**What you should do**
Where does the string "this" appear? Copy every line of the entries below that holds it.

----- Given entries

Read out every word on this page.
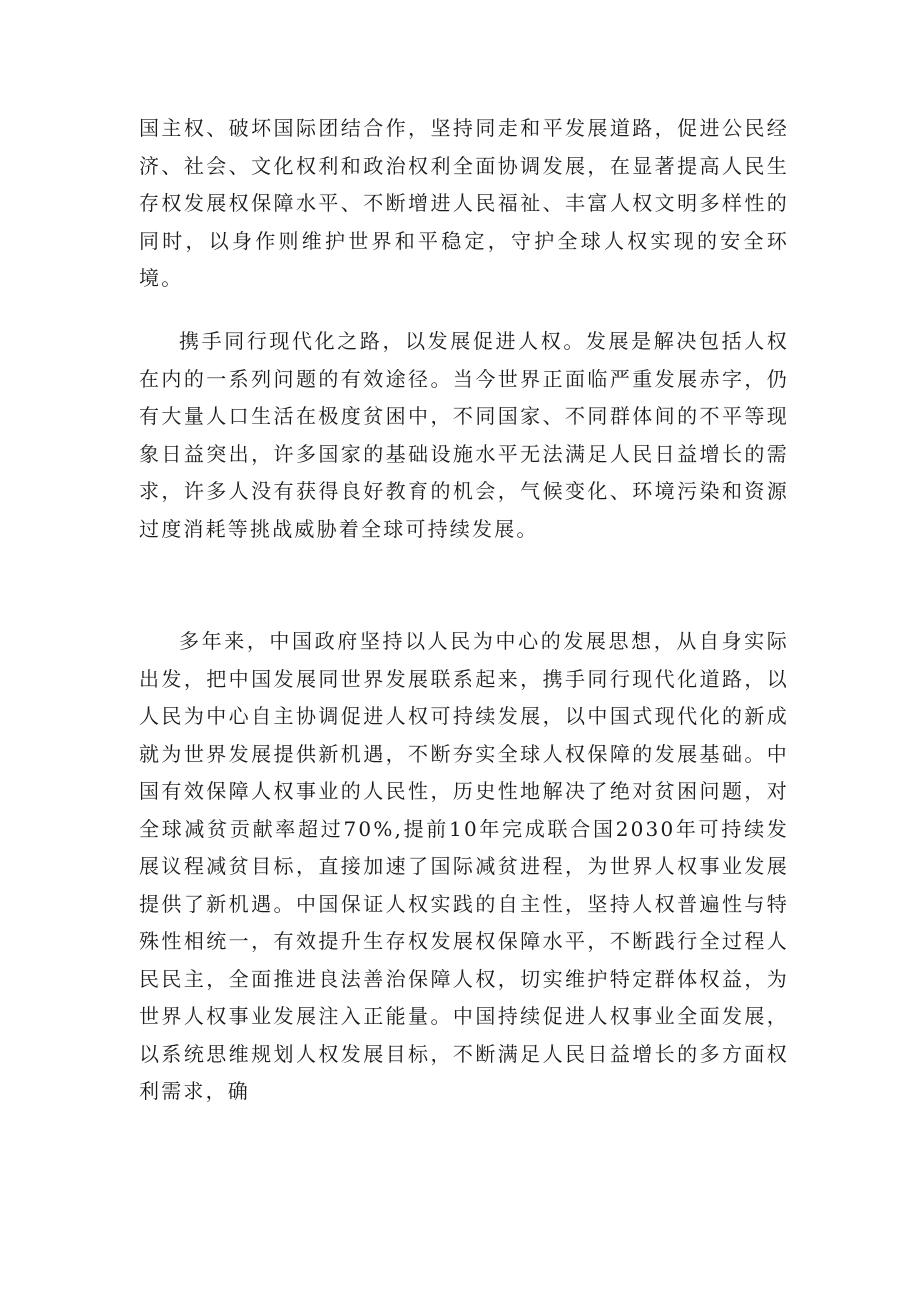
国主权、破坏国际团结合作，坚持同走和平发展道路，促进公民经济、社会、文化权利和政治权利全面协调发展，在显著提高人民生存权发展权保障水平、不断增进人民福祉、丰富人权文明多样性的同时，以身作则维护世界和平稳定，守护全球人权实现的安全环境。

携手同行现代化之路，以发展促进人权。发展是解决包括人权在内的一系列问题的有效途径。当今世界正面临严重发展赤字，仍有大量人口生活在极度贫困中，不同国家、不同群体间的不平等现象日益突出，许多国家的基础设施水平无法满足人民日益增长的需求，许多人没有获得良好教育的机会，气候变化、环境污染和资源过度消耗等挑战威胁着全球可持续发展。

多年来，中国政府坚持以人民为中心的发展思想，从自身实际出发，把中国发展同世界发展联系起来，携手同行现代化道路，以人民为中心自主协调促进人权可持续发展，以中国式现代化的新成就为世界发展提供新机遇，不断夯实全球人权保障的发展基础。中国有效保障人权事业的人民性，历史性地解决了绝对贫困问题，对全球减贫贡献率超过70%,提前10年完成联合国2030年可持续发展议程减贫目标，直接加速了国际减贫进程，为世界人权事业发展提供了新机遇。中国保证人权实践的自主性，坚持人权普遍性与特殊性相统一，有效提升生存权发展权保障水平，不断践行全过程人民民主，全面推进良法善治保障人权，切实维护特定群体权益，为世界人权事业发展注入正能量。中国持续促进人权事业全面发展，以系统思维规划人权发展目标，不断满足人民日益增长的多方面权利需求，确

----------
----- Given entries

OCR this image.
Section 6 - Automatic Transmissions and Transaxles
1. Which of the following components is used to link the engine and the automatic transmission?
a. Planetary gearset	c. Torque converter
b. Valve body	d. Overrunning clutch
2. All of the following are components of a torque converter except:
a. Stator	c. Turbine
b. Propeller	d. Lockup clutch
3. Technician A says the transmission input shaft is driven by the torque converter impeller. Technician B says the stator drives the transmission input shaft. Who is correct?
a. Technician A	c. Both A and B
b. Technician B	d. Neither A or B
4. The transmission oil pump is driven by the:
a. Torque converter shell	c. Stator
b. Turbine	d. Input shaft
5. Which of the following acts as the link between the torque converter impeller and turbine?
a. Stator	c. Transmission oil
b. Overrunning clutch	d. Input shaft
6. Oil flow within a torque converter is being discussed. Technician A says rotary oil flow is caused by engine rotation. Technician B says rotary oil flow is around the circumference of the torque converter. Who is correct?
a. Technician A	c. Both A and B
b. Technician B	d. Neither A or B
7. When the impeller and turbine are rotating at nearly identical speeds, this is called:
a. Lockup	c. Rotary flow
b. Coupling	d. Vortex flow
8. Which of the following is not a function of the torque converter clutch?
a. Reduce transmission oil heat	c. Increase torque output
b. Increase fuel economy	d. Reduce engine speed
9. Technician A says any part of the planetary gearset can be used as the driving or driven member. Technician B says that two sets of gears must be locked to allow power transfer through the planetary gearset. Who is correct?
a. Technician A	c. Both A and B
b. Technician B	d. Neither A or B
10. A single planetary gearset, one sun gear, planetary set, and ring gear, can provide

----------

**Final answer**
Read out every word on this page.
OCR this image.
7. When the impeller and turbine are rotating at nearly identical speeds, this is called:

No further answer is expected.